**Short problem**
Provide only the number of lines in the data below that contain the string "Recipient".

**Input**

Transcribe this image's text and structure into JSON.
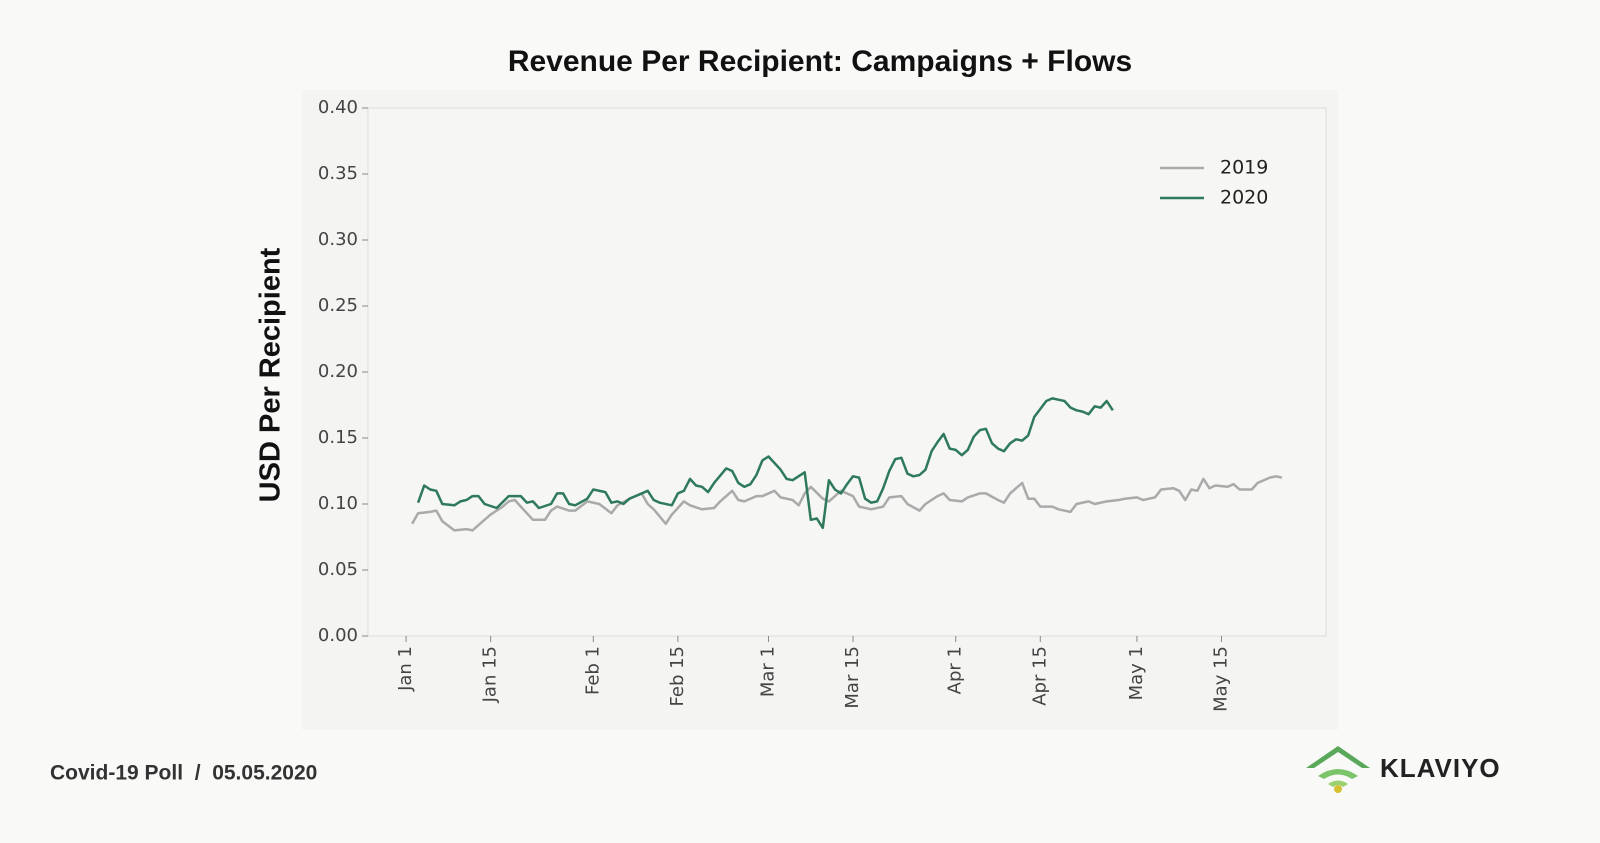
{
  "chart_data": {
    "type": "line",
    "title": "Revenue Per Recipient: Campaigns + Flows",
    "y_label": "USD Per Recipient",
    "xlim": [
      -6.3,
      152.3
    ],
    "xticks": [
      {
        "value": 0,
        "label": "Jan 1"
      },
      {
        "value": 14,
        "label": "Jan 15"
      },
      {
        "value": 31,
        "label": "Feb 1"
      },
      {
        "value": 45,
        "label": "Feb 15"
      },
      {
        "value": 60,
        "label": "Mar 1"
      },
      {
        "value": 74,
        "label": "Mar 15"
      },
      {
        "value": 91,
        "label": "Apr 1"
      },
      {
        "value": 105,
        "label": "Apr 15"
      },
      {
        "value": 121,
        "label": "May 1"
      },
      {
        "value": 135,
        "label": "May 15"
      }
    ],
    "ylim": [
      0,
      0.4
    ],
    "yticks": [
      {
        "value": 0,
        "label": "0.00"
      },
      {
        "value": 0.05,
        "label": "0.05"
      },
      {
        "value": 0.1,
        "label": "0.10"
      },
      {
        "value": 0.15,
        "label": "0.15"
      },
      {
        "value": 0.2,
        "label": "0.20"
      },
      {
        "value": 0.25,
        "label": "0.25"
      },
      {
        "value": 0.3,
        "label": "0.30"
      },
      {
        "value": 0.35,
        "label": "0.35"
      },
      {
        "value": 0.4,
        "label": "0.40"
      }
    ],
    "legend": "upper right",
    "series": [
      {
        "name": "2019",
        "color": "#aaaaaa",
        "x": [
          1,
          2,
          4,
          5,
          6,
          8,
          10,
          11,
          12,
          14,
          16,
          17,
          18,
          19,
          21,
          23,
          24,
          25,
          27,
          28,
          30,
          32,
          34,
          35,
          37,
          39,
          40,
          41,
          43,
          44,
          46,
          47,
          49,
          51,
          52,
          54,
          55,
          56,
          58,
          59,
          61,
          62,
          64,
          65,
          66,
          67,
          69,
          70,
          72,
          74,
          75,
          77,
          79,
          80,
          82,
          83,
          85,
          86,
          88,
          89,
          90,
          92,
          93,
          95,
          96,
          98,
          99,
          100,
          102,
          103,
          104,
          105,
          107,
          108,
          110,
          111,
          113,
          114,
          116,
          118,
          119,
          121,
          122,
          124,
          125,
          127,
          128,
          129,
          130,
          131,
          132,
          133,
          134,
          136,
          137,
          138,
          140,
          141,
          143,
          144,
          145
        ],
        "values": [
          0.085,
          0.093,
          0.094,
          0.095,
          0.087,
          0.08,
          0.081,
          0.08,
          0.084,
          0.092,
          0.098,
          0.102,
          0.103,
          0.098,
          0.088,
          0.088,
          0.095,
          0.098,
          0.095,
          0.095,
          0.102,
          0.1,
          0.093,
          0.099,
          0.104,
          0.108,
          0.1,
          0.096,
          0.085,
          0.092,
          0.102,
          0.099,
          0.096,
          0.097,
          0.102,
          0.11,
          0.103,
          0.102,
          0.106,
          0.106,
          0.11,
          0.105,
          0.103,
          0.099,
          0.108,
          0.113,
          0.104,
          0.102,
          0.11,
          0.106,
          0.098,
          0.096,
          0.098,
          0.105,
          0.106,
          0.1,
          0.095,
          0.1,
          0.106,
          0.108,
          0.103,
          0.102,
          0.105,
          0.108,
          0.108,
          0.103,
          0.101,
          0.108,
          0.116,
          0.104,
          0.104,
          0.098,
          0.098,
          0.096,
          0.094,
          0.1,
          0.102,
          0.1,
          0.102,
          0.103,
          0.104,
          0.105,
          0.103,
          0.105,
          0.111,
          0.112,
          0.11,
          0.103,
          0.111,
          0.11,
          0.119,
          0.112,
          0.114,
          0.113,
          0.115,
          0.111,
          0.111,
          0.116,
          0.12,
          0.121,
          0.12
        ]
      },
      {
        "name": "2020",
        "color": "#2e7a5a",
        "x": [
          2,
          3,
          4,
          5,
          6,
          8,
          9,
          10,
          11,
          12,
          13,
          15,
          17,
          19,
          20,
          21,
          22,
          24,
          25,
          26,
          27,
          28,
          30,
          31,
          33,
          34,
          35,
          36,
          37,
          38,
          40,
          41,
          42,
          44,
          45,
          46,
          47,
          48,
          49,
          50,
          51,
          53,
          54,
          55,
          56,
          57,
          58,
          59,
          60,
          62,
          63,
          64,
          66,
          67,
          68,
          69,
          70,
          71,
          72,
          73,
          74,
          75,
          76,
          77,
          78,
          79,
          80,
          81,
          82,
          83,
          84,
          85,
          86,
          87,
          88,
          89,
          90,
          91,
          92,
          93,
          94,
          95,
          96,
          97,
          98,
          99,
          100,
          101,
          102,
          103,
          104,
          105,
          106,
          107,
          108,
          109,
          110,
          111,
          112,
          113,
          114,
          115,
          116,
          117
        ],
        "values": [
          0.101,
          0.114,
          0.111,
          0.11,
          0.1,
          0.099,
          0.102,
          0.103,
          0.106,
          0.106,
          0.1,
          0.097,
          0.106,
          0.106,
          0.101,
          0.102,
          0.097,
          0.1,
          0.108,
          0.108,
          0.1,
          0.099,
          0.104,
          0.111,
          0.109,
          0.101,
          0.102,
          0.1,
          0.104,
          0.106,
          0.11,
          0.103,
          0.101,
          0.099,
          0.108,
          0.11,
          0.119,
          0.114,
          0.113,
          0.109,
          0.116,
          0.127,
          0.125,
          0.116,
          0.113,
          0.115,
          0.122,
          0.133,
          0.136,
          0.126,
          0.119,
          0.118,
          0.124,
          0.088,
          0.089,
          0.082,
          0.118,
          0.111,
          0.108,
          0.115,
          0.121,
          0.12,
          0.104,
          0.101,
          0.102,
          0.112,
          0.125,
          0.134,
          0.135,
          0.123,
          0.121,
          0.122,
          0.126,
          0.14,
          0.147,
          0.153,
          0.142,
          0.141,
          0.137,
          0.141,
          0.151,
          0.156,
          0.157,
          0.146,
          0.142,
          0.14,
          0.146,
          0.149,
          0.148,
          0.152,
          0.166,
          0.172,
          0.178,
          0.18,
          0.179,
          0.178,
          0.173,
          0.171,
          0.17,
          0.168,
          0.174,
          0.173,
          0.178,
          0.171
        ]
      }
    ]
  },
  "footer": "Covid-19 Poll  /  05.05.2020",
  "brand": "KLAVIYO"
}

**Correct answer**
2